◆ **EXERCISE BRIEF**: Copy every line of the listing that holds the string "left".

◆ **THE DATA**:
******

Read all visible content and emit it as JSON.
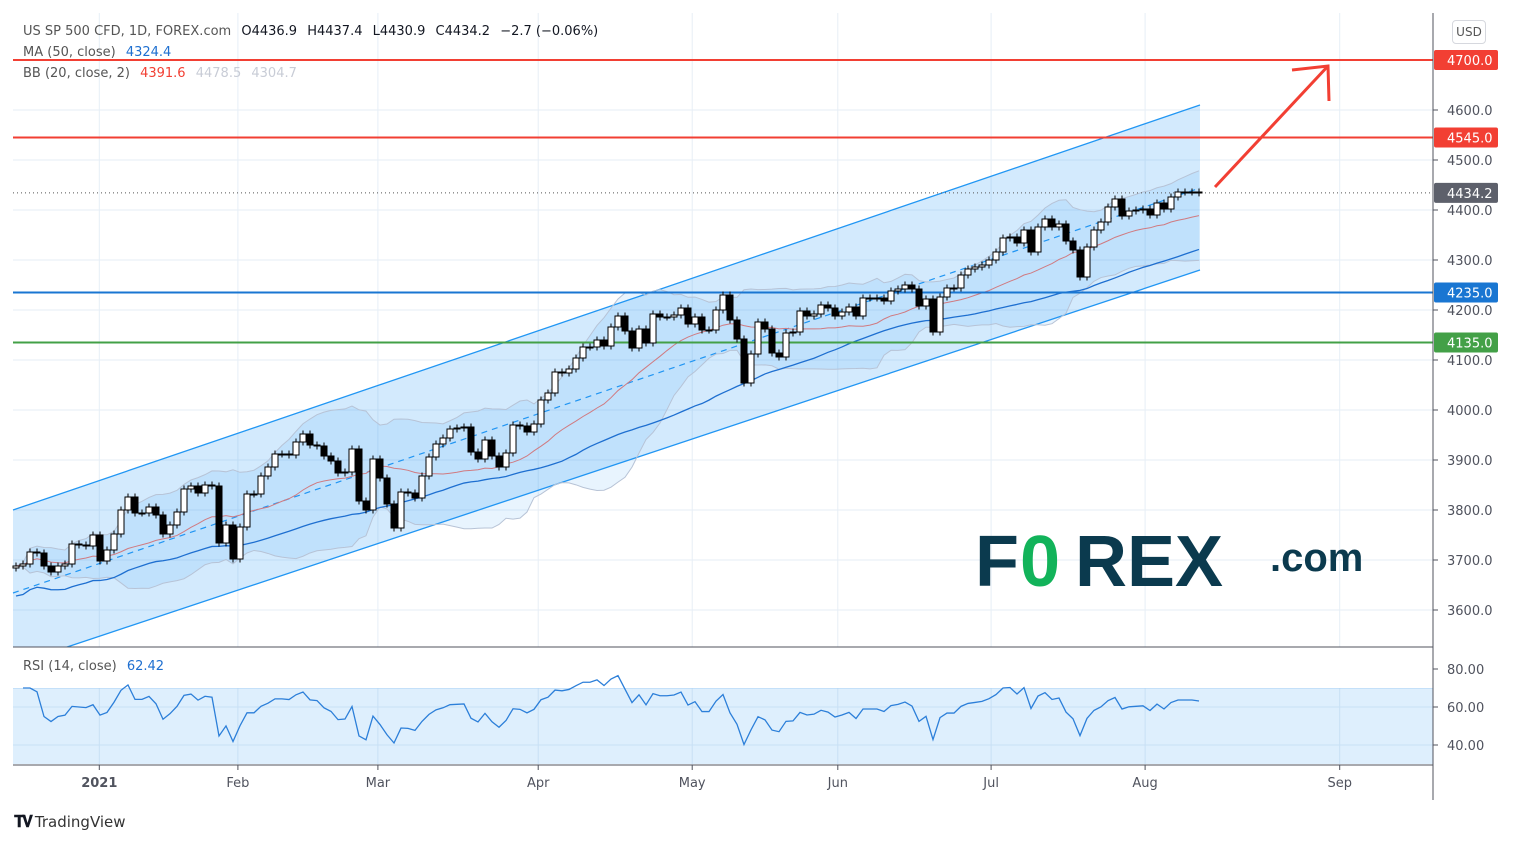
{
  "header": {
    "symbol": "US SP 500 CFD, 1D, FOREX.com",
    "open": "O4436.9",
    "high": "H4437.4",
    "low": "L4430.9",
    "close": "C4434.2",
    "change": "−2.7 (−0.06%)"
  },
  "indicators": {
    "ma_label": "MA (50, close)",
    "ma_value": "4324.4",
    "bb_label": "BB (20, close, 2)",
    "bb_basis": "4391.6",
    "bb_upper": "4478.5",
    "bb_lower": "4304.7",
    "rsi_label": "RSI (14, close)",
    "rsi_value": "62.42"
  },
  "currency": "USD",
  "logo": {
    "forex_f": "F",
    "forex_o": "0",
    "forex_rest": "REX",
    "forex_com": ".com",
    "tradingview": "TradingView"
  },
  "colors": {
    "up": "#ffffff",
    "down": "#000000",
    "channel": "#2196f3",
    "ma50": "#1e6fd0",
    "bb_basis": "#d07a80",
    "bb_band": "#b7c3d6",
    "resistance": "#f23f33",
    "support_blue": "#1976d2",
    "support_green": "#43a047",
    "last_price": "#5d606b",
    "forex_dark": "#0b3a4e",
    "forex_green": "#12b35a"
  },
  "chart_data": {
    "type": "candlestick",
    "interval": "1D",
    "price_axis": {
      "range": [
        3540,
        4800
      ],
      "ticks": [
        "3600.0",
        "3700.0",
        "3800.0",
        "3900.0",
        "4000.0",
        "4100.0",
        "4200.0",
        "4300.0",
        "4400.0",
        "4500.0",
        "4600.0"
      ]
    },
    "time_axis": {
      "ticks": [
        "2021",
        "Feb",
        "Mar",
        "Apr",
        "May",
        "Jun",
        "Jul",
        "Aug",
        "Sep"
      ]
    },
    "close": [
      3688,
      3692,
      3716,
      3714,
      3688,
      3676,
      3688,
      3692,
      3732,
      3730,
      3728,
      3750,
      3698,
      3720,
      3752,
      3800,
      3826,
      3794,
      3794,
      3806,
      3790,
      3752,
      3770,
      3796,
      3842,
      3848,
      3834,
      3850,
      3848,
      3734,
      3770,
      3702,
      3766,
      3832,
      3832,
      3868,
      3886,
      3912,
      3912,
      3910,
      3936,
      3952,
      3930,
      3928,
      3908,
      3898,
      3874,
      3876,
      3922,
      3818,
      3800,
      3902,
      3864,
      3812,
      3764,
      3836,
      3834,
      3824,
      3868,
      3906,
      3932,
      3944,
      3962,
      3964,
      3966,
      3916,
      3902,
      3940,
      3908,
      3886,
      3914,
      3970,
      3968,
      3956,
      3972,
      4020,
      4034,
      4076,
      4074,
      4082,
      4104,
      4126,
      4126,
      4140,
      4128,
      4166,
      4188,
      4158,
      4124,
      4162,
      4134,
      4192,
      4186,
      4186,
      4190,
      4204,
      4172,
      4186,
      4160,
      4160,
      4200,
      4230,
      4180,
      4142,
      4054,
      4112,
      4176,
      4162,
      4114,
      4106,
      4154,
      4156,
      4198,
      4188,
      4192,
      4210,
      4204,
      4188,
      4196,
      4206,
      4188,
      4224,
      4224,
      4224,
      4218,
      4238,
      4242,
      4250,
      4242,
      4208,
      4222,
      4156,
      4226,
      4244,
      4244,
      4270,
      4282,
      4286,
      4290,
      4300,
      4316,
      4344,
      4346,
      4334,
      4360,
      4316,
      4366,
      4382,
      4366,
      4372,
      4338,
      4320,
      4266,
      4326,
      4360,
      4376,
      4406,
      4422,
      4388,
      4398,
      4400,
      4402,
      4390,
      4414,
      4402,
      4426,
      4436,
      4436,
      4436,
      4434.2
    ],
    "last_price": {
      "value": 4434.2,
      "label": "4434.2"
    },
    "horizontal_levels": [
      {
        "value": 4700,
        "label": "4700.0",
        "color": "#f23f33"
      },
      {
        "value": 4545,
        "label": "4545.0",
        "color": "#f23f33"
      },
      {
        "value": 4235,
        "label": "4235.0",
        "color": "#1976d2"
      },
      {
        "value": 4135,
        "label": "4135.0",
        "color": "#43a047"
      }
    ],
    "channel": {
      "upper": [
        3800,
        4610
      ],
      "middle": [
        3634,
        4444
      ],
      "lower": [
        3490,
        4280
      ]
    },
    "arrow": {
      "from_price": 4446,
      "to_price": 4688,
      "color": "#f23f33"
    },
    "rsi_axis": {
      "ticks": [
        "40.00",
        "60.00",
        "80.00"
      ],
      "band": [
        30,
        70
      ]
    }
  }
}
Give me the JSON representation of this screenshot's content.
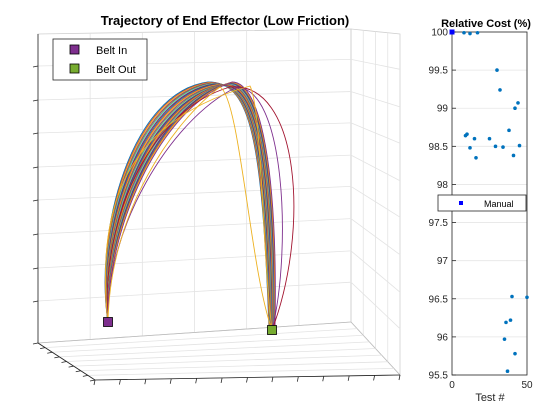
{
  "chart_data": [
    {
      "type": "line",
      "title": "Trajectory of End Effector (Low Friction)",
      "projection": "3d",
      "grid": true,
      "legend_position": "top-left",
      "legend": [
        {
          "name": "Belt In",
          "color": "#7e2f8e"
        },
        {
          "name": "Belt Out",
          "color": "#77ac30"
        }
      ],
      "series_colors": [
        "#0072bd",
        "#d95319",
        "#edb120",
        "#7e2f8e",
        "#77ac30",
        "#4dbeee",
        "#a2142f"
      ],
      "trajectory_count": 25
    },
    {
      "type": "scatter",
      "title": "Relative Cost (%)",
      "xlabel": "Test #",
      "ylabel": "",
      "xlim": [
        0,
        50
      ],
      "ylim": [
        95.5,
        100
      ],
      "xticks": [
        "0",
        "50"
      ],
      "yticks": [
        "95.5",
        "96",
        "96.5",
        "97",
        "97.5",
        "98",
        "98.5",
        "99",
        "99.5",
        "100"
      ],
      "grid": true,
      "legend_position": "middle",
      "legend": [
        {
          "name": "Manual",
          "color": "#0000ff"
        }
      ],
      "marker_color": "#0072bd",
      "manual_point": {
        "x": 0,
        "y": 100
      },
      "points": [
        {
          "x": 8,
          "y": 99.99
        },
        {
          "x": 12,
          "y": 99.98
        },
        {
          "x": 17,
          "y": 99.99
        },
        {
          "x": 30,
          "y": 99.5
        },
        {
          "x": 32,
          "y": 99.24
        },
        {
          "x": 44,
          "y": 99.07
        },
        {
          "x": 42,
          "y": 99.0
        },
        {
          "x": 38,
          "y": 98.71
        },
        {
          "x": 9,
          "y": 98.64
        },
        {
          "x": 10,
          "y": 98.66
        },
        {
          "x": 15,
          "y": 98.6
        },
        {
          "x": 25,
          "y": 98.6
        },
        {
          "x": 29,
          "y": 98.5
        },
        {
          "x": 34,
          "y": 98.49
        },
        {
          "x": 45,
          "y": 98.51
        },
        {
          "x": 12,
          "y": 98.48
        },
        {
          "x": 16,
          "y": 98.35
        },
        {
          "x": 41,
          "y": 98.38
        },
        {
          "x": 40,
          "y": 96.53
        },
        {
          "x": 50,
          "y": 96.52
        },
        {
          "x": 39,
          "y": 96.22
        },
        {
          "x": 36,
          "y": 96.19
        },
        {
          "x": 35,
          "y": 95.97
        },
        {
          "x": 42,
          "y": 95.78
        },
        {
          "x": 37,
          "y": 95.55
        }
      ]
    }
  ]
}
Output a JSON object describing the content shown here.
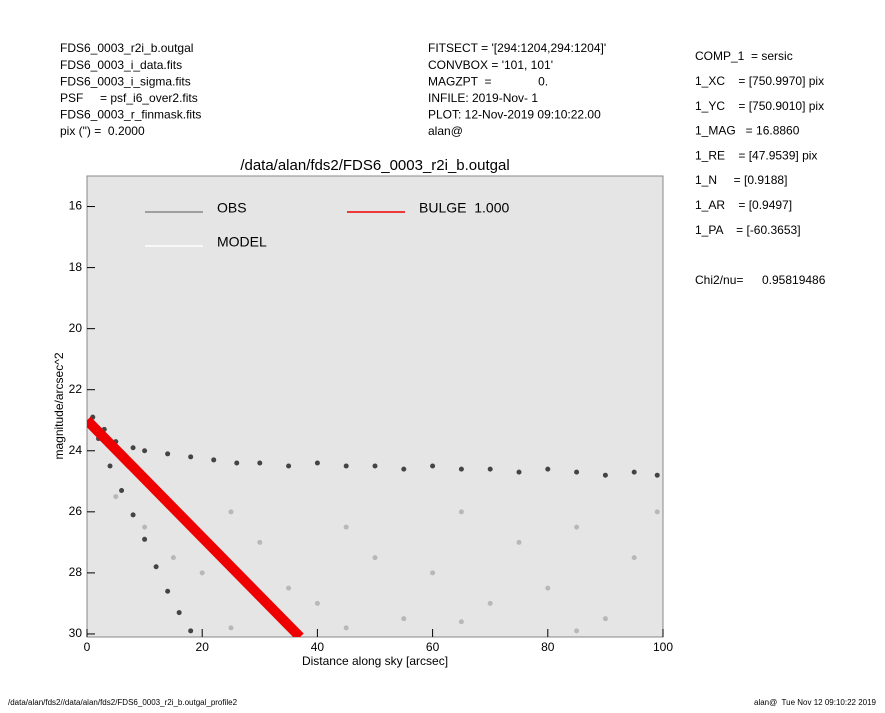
{
  "header": {
    "left": [
      "FDS6_0003_r2i_b.outgal",
      "FDS6_0003_i_data.fits",
      "FDS6_0003_i_sigma.fits",
      "PSF     = psf_i6_over2.fits",
      "FDS6_0003_r_finmask.fits",
      "pix (\") =  0.2000"
    ],
    "middle": [
      "FITSECT = '[294:1204,294:1204]'",
      "CONVBOX = '101, 101'",
      "MAGZPT  =              0.",
      "INFILE: 2019-Nov- 1",
      "PLOT: 12-Nov-2019 09:10:22.00",
      "alan@"
    ],
    "right": [
      "COMP_1  = sersic",
      "1_XC    = [750.9970] pix",
      "1_YC    = [750.9010] pix",
      "1_MAG   = 16.8860",
      "1_RE    = [47.9539] pix",
      "1_N     = [0.9188]",
      "1_AR    = [0.9497]",
      "1_PA    = [-60.3653]"
    ],
    "chi_label": "Chi2/nu=",
    "chi_value": "0.95819486"
  },
  "footer": {
    "left": "/data/alan/fds2//data/alan/fds2/FDS6_0003_r2i_b.outgal_profile2",
    "right": "alan@  Tue Nov 12 09:10:22 2019"
  },
  "chart_data": {
    "type": "scatter",
    "title": "/data/alan/fds2/FDS6_0003_r2i_b.outgal",
    "x_label": "Distance along sky [arcsec]",
    "y_label": "magnitude/arcsec^2",
    "xlim": [
      0,
      100
    ],
    "xticks": [
      0,
      20,
      40,
      60,
      80,
      100
    ],
    "ylim": [
      30.1,
      15
    ],
    "yticks": [
      16,
      18,
      20,
      22,
      24,
      26,
      28,
      30
    ],
    "background": "#e5e5e5",
    "series": [
      {
        "name": "OBS",
        "color": "#444444",
        "legend_color": "#888888",
        "x": [
          1,
          3,
          5,
          8,
          10,
          14,
          18,
          22,
          26,
          30,
          35,
          40,
          45,
          50,
          55,
          60,
          65,
          70,
          75,
          80,
          85,
          90,
          95,
          99,
          2,
          4,
          6,
          8,
          10,
          12,
          14,
          16,
          18
        ],
        "values": [
          22.9,
          23.3,
          23.7,
          23.9,
          24.0,
          24.1,
          24.2,
          24.3,
          24.4,
          24.4,
          24.5,
          24.4,
          24.5,
          24.5,
          24.6,
          24.5,
          24.6,
          24.6,
          24.7,
          24.6,
          24.7,
          24.8,
          24.7,
          24.8,
          23.6,
          24.5,
          25.3,
          26.1,
          26.9,
          27.8,
          28.6,
          29.3,
          29.9
        ]
      },
      {
        "name": "MODEL",
        "color": "#b8b8b8",
        "legend_color": "#ffffff",
        "x": [
          5,
          10,
          15,
          20,
          25,
          30,
          35,
          40,
          45,
          50,
          55,
          60,
          65,
          70,
          75,
          80,
          85,
          90,
          95,
          99,
          25,
          45,
          65,
          85
        ],
        "values": [
          25.5,
          26.5,
          27.5,
          28,
          26,
          27,
          28.5,
          29,
          26.5,
          27.5,
          29.5,
          28,
          26,
          29,
          27,
          28.5,
          26.5,
          29.5,
          27.5,
          26,
          29.8,
          29.8,
          29.6,
          29.9
        ]
      },
      {
        "name": "BULGE  1.000",
        "color": "#ee0000",
        "legend_color": "#ee0000",
        "type": "line",
        "x": [
          0,
          37
        ],
        "values": [
          23.0,
          30.1
        ]
      }
    ]
  }
}
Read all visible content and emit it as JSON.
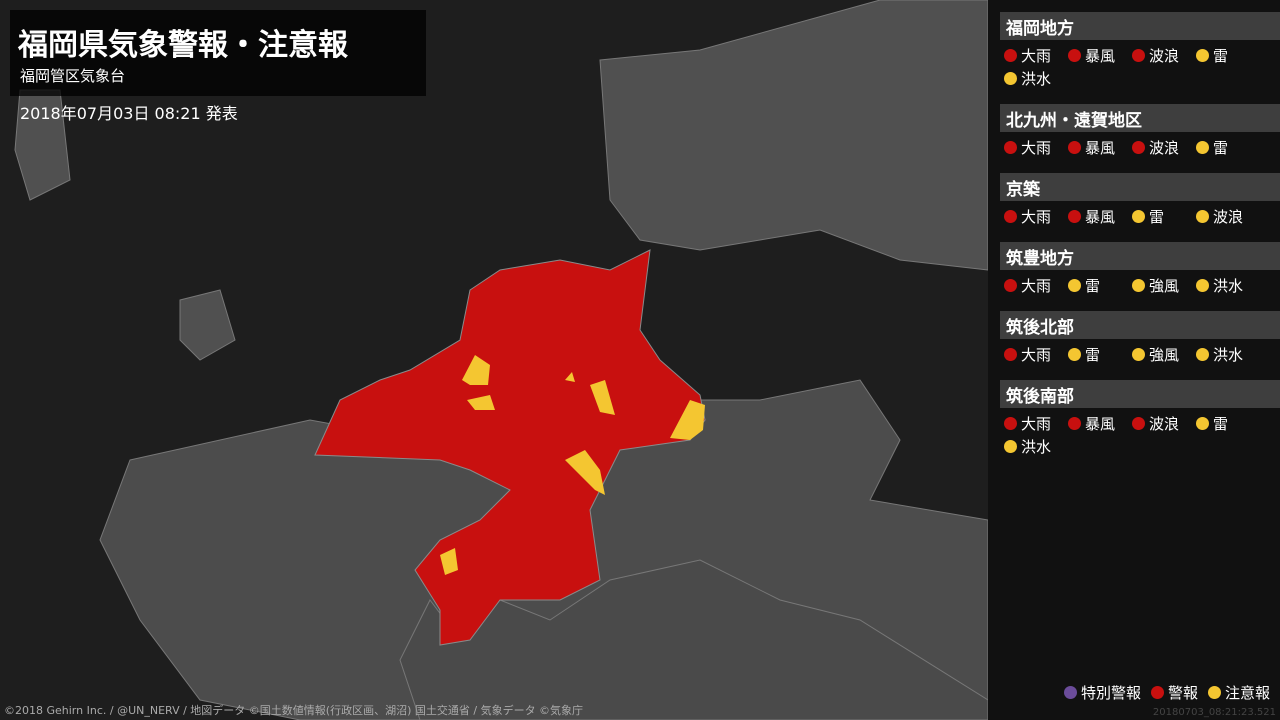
{
  "header": {
    "title": "福岡県気象警報・注意報",
    "office": "福岡管区気象台",
    "issued": "2018年07月03日 08:21 発表"
  },
  "regions": [
    {
      "name": "福岡地方",
      "items": [
        {
          "label": "大雨",
          "color": "#c8100f"
        },
        {
          "label": "暴風",
          "color": "#c8100f"
        },
        {
          "label": "波浪",
          "color": "#c8100f"
        },
        {
          "label": "雷",
          "color": "#f4c631"
        },
        {
          "label": "洪水",
          "color": "#f4c631"
        }
      ]
    },
    {
      "name": "北九州・遠賀地区",
      "items": [
        {
          "label": "大雨",
          "color": "#c8100f"
        },
        {
          "label": "暴風",
          "color": "#c8100f"
        },
        {
          "label": "波浪",
          "color": "#c8100f"
        },
        {
          "label": "雷",
          "color": "#f4c631"
        }
      ]
    },
    {
      "name": "京築",
      "items": [
        {
          "label": "大雨",
          "color": "#c8100f"
        },
        {
          "label": "暴風",
          "color": "#c8100f"
        },
        {
          "label": "雷",
          "color": "#f4c631"
        },
        {
          "label": "波浪",
          "color": "#f4c631"
        }
      ]
    },
    {
      "name": "筑豊地方",
      "items": [
        {
          "label": "大雨",
          "color": "#c8100f"
        },
        {
          "label": "雷",
          "color": "#f4c631"
        },
        {
          "label": "強風",
          "color": "#f4c631"
        },
        {
          "label": "洪水",
          "color": "#f4c631"
        }
      ]
    },
    {
      "name": "筑後北部",
      "items": [
        {
          "label": "大雨",
          "color": "#c8100f"
        },
        {
          "label": "雷",
          "color": "#f4c631"
        },
        {
          "label": "強風",
          "color": "#f4c631"
        },
        {
          "label": "洪水",
          "color": "#f4c631"
        }
      ]
    },
    {
      "name": "筑後南部",
      "items": [
        {
          "label": "大雨",
          "color": "#c8100f"
        },
        {
          "label": "暴風",
          "color": "#c8100f"
        },
        {
          "label": "波浪",
          "color": "#c8100f"
        },
        {
          "label": "雷",
          "color": "#f4c631"
        },
        {
          "label": "洪水",
          "color": "#f4c631"
        }
      ]
    }
  ],
  "legend": [
    {
      "label": "特別警報",
      "color": "#6b4c9a"
    },
    {
      "label": "警報",
      "color": "#c8100f"
    },
    {
      "label": "注意報",
      "color": "#f4c631"
    }
  ],
  "footer": {
    "credits": "©2018 Gehirn Inc. / @UN_NERV / 地図データ ©国土数値情報(行政区画、湖沼) 国土交通省 / 気象データ ©気象庁",
    "stamp": "20180703_08:21:23.521"
  }
}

******

◆ **THE RESULT**:
      "legend_position": "top-left",
    "left": [
    "left": "/data/alan/fds2//data/alan/fds2/FDS6_0003_r2i_b.outgal_profile2",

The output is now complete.